▸ Brief: The line containing "Read this page and output its text content." marks the start; return it and every line after it in the listing below, exactly, through the last.
====================
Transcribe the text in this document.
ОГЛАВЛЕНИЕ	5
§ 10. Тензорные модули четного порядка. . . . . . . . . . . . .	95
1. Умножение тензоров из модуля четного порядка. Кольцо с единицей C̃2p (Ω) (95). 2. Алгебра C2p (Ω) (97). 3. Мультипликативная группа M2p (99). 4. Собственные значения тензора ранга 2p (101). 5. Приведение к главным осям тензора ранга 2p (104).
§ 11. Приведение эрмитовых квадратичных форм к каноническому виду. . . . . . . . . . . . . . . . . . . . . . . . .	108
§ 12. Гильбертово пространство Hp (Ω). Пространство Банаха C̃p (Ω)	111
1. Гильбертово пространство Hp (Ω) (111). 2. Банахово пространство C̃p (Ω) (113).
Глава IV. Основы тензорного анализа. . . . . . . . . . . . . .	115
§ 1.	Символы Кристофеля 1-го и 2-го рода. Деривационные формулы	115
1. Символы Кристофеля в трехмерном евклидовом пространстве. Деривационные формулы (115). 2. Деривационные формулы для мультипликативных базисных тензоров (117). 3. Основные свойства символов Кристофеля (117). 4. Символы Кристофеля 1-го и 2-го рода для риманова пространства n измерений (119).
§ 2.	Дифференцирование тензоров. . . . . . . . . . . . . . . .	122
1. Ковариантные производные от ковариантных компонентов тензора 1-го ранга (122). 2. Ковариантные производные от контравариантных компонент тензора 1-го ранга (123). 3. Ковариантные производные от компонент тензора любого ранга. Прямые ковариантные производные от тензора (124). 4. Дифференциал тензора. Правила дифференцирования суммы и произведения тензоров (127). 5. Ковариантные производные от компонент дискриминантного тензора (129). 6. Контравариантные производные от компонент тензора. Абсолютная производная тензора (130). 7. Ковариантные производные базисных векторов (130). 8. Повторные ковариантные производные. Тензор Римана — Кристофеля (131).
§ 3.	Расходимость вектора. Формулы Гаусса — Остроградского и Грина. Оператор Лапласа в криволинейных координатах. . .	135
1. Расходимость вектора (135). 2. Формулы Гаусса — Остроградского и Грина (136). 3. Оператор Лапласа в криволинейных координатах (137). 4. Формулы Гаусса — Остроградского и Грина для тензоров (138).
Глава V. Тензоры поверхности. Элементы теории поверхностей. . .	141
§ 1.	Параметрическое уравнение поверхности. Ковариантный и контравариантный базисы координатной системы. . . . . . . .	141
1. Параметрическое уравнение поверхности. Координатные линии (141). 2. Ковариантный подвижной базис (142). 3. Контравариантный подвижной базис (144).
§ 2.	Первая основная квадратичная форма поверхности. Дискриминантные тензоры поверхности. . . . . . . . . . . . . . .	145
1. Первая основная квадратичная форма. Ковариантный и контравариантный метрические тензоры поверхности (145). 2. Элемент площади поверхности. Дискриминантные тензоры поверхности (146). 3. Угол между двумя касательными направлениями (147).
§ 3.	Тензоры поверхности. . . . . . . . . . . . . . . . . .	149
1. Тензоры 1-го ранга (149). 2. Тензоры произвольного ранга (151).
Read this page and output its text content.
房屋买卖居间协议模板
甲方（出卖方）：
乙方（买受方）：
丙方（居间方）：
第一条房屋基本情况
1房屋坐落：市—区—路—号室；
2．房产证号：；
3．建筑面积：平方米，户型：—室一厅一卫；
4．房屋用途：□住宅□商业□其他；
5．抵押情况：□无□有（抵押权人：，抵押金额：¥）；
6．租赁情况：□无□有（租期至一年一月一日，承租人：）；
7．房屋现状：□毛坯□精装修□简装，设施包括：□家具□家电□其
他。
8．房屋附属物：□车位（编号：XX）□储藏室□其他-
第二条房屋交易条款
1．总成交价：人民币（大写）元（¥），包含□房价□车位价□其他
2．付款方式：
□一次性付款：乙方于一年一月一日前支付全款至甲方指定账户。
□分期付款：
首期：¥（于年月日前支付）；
====================
▸ Result of the exercise:
Read this page and output its text content.
房屋买卖居间协议模板
甲方（出卖方）：
乙方（买受方）：
丙方（居间方）：
第一条房屋基本情况
1房屋坐落：市—区—路—号室；
2．房产证号：；
3．建筑面积：平方米，户型：—室一厅一卫；
4．房屋用途：□住宅□商业□其他；
5．抵押情况：□无□有（抵押权人：，抵押金额：¥）；
6．租赁情况：□无□有（租期至一年一月一日，承租人：）；
7．房屋现状：□毛坯□精装修□简装，设施包括：□家具□家电□其
他。
8．房屋附属物：□车位（编号：XX）□储藏室□其他-
第二条房屋交易条款
1．总成交价：人民币（大写）元（¥），包含□房价□车位价□其他
2．付款方式：
□一次性付款：乙方于一年一月一日前支付全款至甲方指定账户。
□分期付款：
首期：¥（于年月日前支付）；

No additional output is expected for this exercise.